• _WHAT NEEDS TO BE DONE_:
What follows are records. Restate all of them word for word.

• _Stored data_:
------------

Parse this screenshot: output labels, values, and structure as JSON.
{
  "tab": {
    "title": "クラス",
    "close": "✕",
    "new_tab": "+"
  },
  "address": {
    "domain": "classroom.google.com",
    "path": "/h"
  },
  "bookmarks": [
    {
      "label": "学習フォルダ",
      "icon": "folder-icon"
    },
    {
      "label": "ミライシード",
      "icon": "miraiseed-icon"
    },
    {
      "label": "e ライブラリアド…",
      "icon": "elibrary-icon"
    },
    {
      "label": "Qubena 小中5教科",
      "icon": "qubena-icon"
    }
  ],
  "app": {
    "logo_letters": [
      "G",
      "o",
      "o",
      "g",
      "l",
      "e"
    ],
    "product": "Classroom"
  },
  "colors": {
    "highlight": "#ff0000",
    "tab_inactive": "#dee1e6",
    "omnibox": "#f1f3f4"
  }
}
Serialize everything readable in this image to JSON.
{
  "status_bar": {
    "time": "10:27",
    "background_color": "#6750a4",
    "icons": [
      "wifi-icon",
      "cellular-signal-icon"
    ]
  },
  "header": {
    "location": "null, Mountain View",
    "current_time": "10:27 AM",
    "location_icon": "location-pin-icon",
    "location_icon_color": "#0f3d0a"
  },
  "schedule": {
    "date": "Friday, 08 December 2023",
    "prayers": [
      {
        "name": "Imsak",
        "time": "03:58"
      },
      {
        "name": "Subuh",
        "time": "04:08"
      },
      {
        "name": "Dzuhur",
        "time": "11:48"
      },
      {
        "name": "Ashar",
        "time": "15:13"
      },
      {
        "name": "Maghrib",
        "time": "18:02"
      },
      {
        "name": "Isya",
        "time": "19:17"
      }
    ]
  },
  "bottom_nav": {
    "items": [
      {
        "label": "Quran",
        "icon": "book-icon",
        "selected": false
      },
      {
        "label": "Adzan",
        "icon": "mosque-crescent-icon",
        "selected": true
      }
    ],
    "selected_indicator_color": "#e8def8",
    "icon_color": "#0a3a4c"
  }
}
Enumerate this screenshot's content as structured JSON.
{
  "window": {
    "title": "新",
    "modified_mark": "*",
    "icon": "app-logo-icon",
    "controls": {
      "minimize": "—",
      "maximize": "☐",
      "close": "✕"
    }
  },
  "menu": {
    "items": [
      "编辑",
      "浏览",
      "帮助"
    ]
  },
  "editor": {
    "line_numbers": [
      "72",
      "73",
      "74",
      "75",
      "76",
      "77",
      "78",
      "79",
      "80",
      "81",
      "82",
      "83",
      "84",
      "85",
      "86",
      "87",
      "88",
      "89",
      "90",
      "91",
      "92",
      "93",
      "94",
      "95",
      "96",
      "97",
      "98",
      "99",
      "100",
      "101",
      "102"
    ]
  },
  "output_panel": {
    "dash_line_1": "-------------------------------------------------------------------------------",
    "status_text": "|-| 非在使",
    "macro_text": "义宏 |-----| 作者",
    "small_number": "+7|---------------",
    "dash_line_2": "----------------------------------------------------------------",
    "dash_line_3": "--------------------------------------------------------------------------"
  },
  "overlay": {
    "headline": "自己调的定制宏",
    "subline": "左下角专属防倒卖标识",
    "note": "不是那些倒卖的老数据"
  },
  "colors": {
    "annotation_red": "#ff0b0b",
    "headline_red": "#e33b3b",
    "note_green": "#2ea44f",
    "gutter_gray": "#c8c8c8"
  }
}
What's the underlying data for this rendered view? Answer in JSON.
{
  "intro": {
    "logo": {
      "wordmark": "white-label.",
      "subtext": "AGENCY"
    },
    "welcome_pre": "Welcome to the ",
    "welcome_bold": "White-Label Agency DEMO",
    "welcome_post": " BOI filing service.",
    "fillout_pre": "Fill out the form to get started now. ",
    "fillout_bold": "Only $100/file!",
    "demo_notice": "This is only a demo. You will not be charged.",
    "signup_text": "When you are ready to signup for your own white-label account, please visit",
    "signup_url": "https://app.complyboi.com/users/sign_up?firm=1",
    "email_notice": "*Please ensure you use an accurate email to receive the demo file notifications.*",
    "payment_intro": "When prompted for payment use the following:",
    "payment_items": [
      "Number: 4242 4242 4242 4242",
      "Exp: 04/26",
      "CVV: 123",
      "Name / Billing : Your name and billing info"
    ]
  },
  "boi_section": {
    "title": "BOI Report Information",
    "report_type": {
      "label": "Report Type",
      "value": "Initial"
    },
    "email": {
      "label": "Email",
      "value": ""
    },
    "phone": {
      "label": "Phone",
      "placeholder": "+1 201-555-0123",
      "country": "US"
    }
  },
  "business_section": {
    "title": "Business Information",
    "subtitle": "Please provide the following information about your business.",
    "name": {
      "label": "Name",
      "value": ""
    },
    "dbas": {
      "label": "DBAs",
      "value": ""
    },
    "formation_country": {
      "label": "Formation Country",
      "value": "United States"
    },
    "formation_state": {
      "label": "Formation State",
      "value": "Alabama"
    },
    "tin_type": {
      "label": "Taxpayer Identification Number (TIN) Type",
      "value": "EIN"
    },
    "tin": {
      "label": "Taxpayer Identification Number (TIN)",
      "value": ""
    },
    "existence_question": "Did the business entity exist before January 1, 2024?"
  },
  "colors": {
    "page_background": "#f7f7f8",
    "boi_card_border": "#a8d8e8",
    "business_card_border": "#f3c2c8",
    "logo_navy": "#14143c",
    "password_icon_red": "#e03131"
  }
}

------------

• _RIGHT ANSWER_:
Parse this screenshot: output labels, values, and structure as JSON.
{
  "tab": {
    "title": "クラス",
    "close": "✕",
    "new_tab": "+"
  },
  "address": {
    "domain": "classroom.google.com",
    "path": "/h"
  },
  "bookmarks": [
    {
      "label": "学習フォルダ",
      "icon": "folder-icon"
    },
    {
      "label": "ミライシード",
      "icon": "miraiseed-icon"
    },
    {
      "label": "e ライブラリアド…",
      "icon": "elibrary-icon"
    },
    {
      "label": "Qubena 小中5教科",
      "icon": "qubena-icon"
    }
  ],
  "app": {
    "logo_letters": [
      "G",
      "o",
      "o",
      "g",
      "l",
      "e"
    ],
    "product": "Classroom"
  },
  "colors": {
    "highlight": "#ff0000",
    "tab_inactive": "#dee1e6",
    "omnibox": "#f1f3f4"
  }
}
Serialize everything readable in this image to JSON.
{
  "status_bar": {
    "time": "10:27",
    "background_color": "#6750a4",
    "icons": [
      "wifi-icon",
      "cellular-signal-icon"
    ]
  },
  "header": {
    "location": "null, Mountain View",
    "current_time": "10:27 AM",
    "location_icon": "location-pin-icon",
    "location_icon_color": "#0f3d0a"
  },
  "schedule": {
    "date": "Friday, 08 December 2023",
    "prayers": [
      {
        "name": "Imsak",
        "time": "03:58"
      },
      {
        "name": "Subuh",
        "time": "04:08"
      },
      {
        "name": "Dzuhur",
        "time": "11:48"
      },
      {
        "name": "Ashar",
        "time": "15:13"
      },
      {
        "name": "Maghrib",
        "time": "18:02"
      },
      {
        "name": "Isya",
        "time": "19:17"
      }
    ]
  },
  "bottom_nav": {
    "items": [
      {
        "label": "Quran",
        "icon": "book-icon",
        "selected": false
      },
      {
        "label": "Adzan",
        "icon": "mosque-crescent-icon",
        "selected": true
      }
    ],
    "selected_indicator_color": "#e8def8",
    "icon_color": "#0a3a4c"
  }
}
Enumerate this screenshot's content as structured JSON.
{
  "window": {
    "title": "新",
    "modified_mark": "*",
    "icon": "app-logo-icon",
    "controls": {
      "minimize": "—",
      "maximize": "☐",
      "close": "✕"
    }
  },
  "menu": {
    "items": [
      "编辑",
      "浏览",
      "帮助"
    ]
  },
  "editor": {
    "line_numbers": [
      "72",
      "73",
      "74",
      "75",
      "76",
      "77",
      "78",
      "79",
      "80",
      "81",
      "82",
      "83",
      "84",
      "85",
      "86",
      "87",
      "88",
      "89",
      "90",
      "91",
      "92",
      "93",
      "94",
      "95",
      "96",
      "97",
      "98",
      "99",
      "100",
      "101",
      "102"
    ]
  },
  "output_panel": {
    "dash_line_1": "-------------------------------------------------------------------------------",
    "status_text": "|-| 非在使",
    "macro_text": "义宏 |-----| 作者",
    "small_number": "+7|---------------",
    "dash_line_2": "----------------------------------------------------------------",
    "dash_line_3": "--------------------------------------------------------------------------"
  },
  "overlay": {
    "headline": "自己调的定制宏",
    "subline": "左下角专属防倒卖标识",
    "note": "不是那些倒卖的老数据"
  },
  "colors": {
    "annotation_red": "#ff0b0b",
    "headline_red": "#e33b3b",
    "note_green": "#2ea44f",
    "gutter_gray": "#c8c8c8"
  }
}
What's the underlying data for this rendered view? Answer in JSON.
{
  "intro": {
    "logo": {
      "wordmark": "white-label.",
      "subtext": "AGENCY"
    },
    "welcome_pre": "Welcome to the ",
    "welcome_bold": "White-Label Agency DEMO",
    "welcome_post": " BOI filing service.",
    "fillout_pre": "Fill out the form to get started now. ",
    "fillout_bold": "Only $100/file!",
    "demo_notice": "This is only a demo. You will not be charged.",
    "signup_text": "When you are ready to signup for your own white-label account, please visit",
    "signup_url": "https://app.complyboi.com/users/sign_up?firm=1",
    "email_notice": "*Please ensure you use an accurate email to receive the demo file notifications.*",
    "payment_intro": "When prompted for payment use the following:",
    "payment_items": [
      "Number: 4242 4242 4242 4242",
      "Exp: 04/26",
      "CVV: 123",
      "Name / Billing : Your name and billing info"
    ]
  },
  "boi_section": {
    "title": "BOI Report Information",
    "report_type": {
      "label": "Report Type",
      "value": "Initial"
    },
    "email": {
      "label": "Email",
      "value": ""
    },
    "phone": {
      "label": "Phone",
      "placeholder": "+1 201-555-0123",
      "country": "US"
    }
  },
  "business_section": {
    "title": "Business Information",
    "subtitle": "Please provide the following information about your business.",
    "name": {
      "label": "Name",
      "value": ""
    },
    "dbas": {
      "label": "DBAs",
      "value": ""
    },
    "formation_country": {
      "label": "Formation Country",
      "value": "United States"
    },
    "formation_state": {
      "label": "Formation State",
      "value": "Alabama"
    },
    "tin_type": {
      "label": "Taxpayer Identification Number (TIN) Type",
      "value": "EIN"
    },
    "tin": {
      "label": "Taxpayer Identification Number (TIN)",
      "value": ""
    },
    "existence_question": "Did the business entity exist before January 1, 2024?"
  },
  "colors": {
    "page_background": "#f7f7f8",
    "boi_card_border": "#a8d8e8",
    "business_card_border": "#f3c2c8",
    "logo_navy": "#14143c",
    "password_icon_red": "#e03131"
  }
}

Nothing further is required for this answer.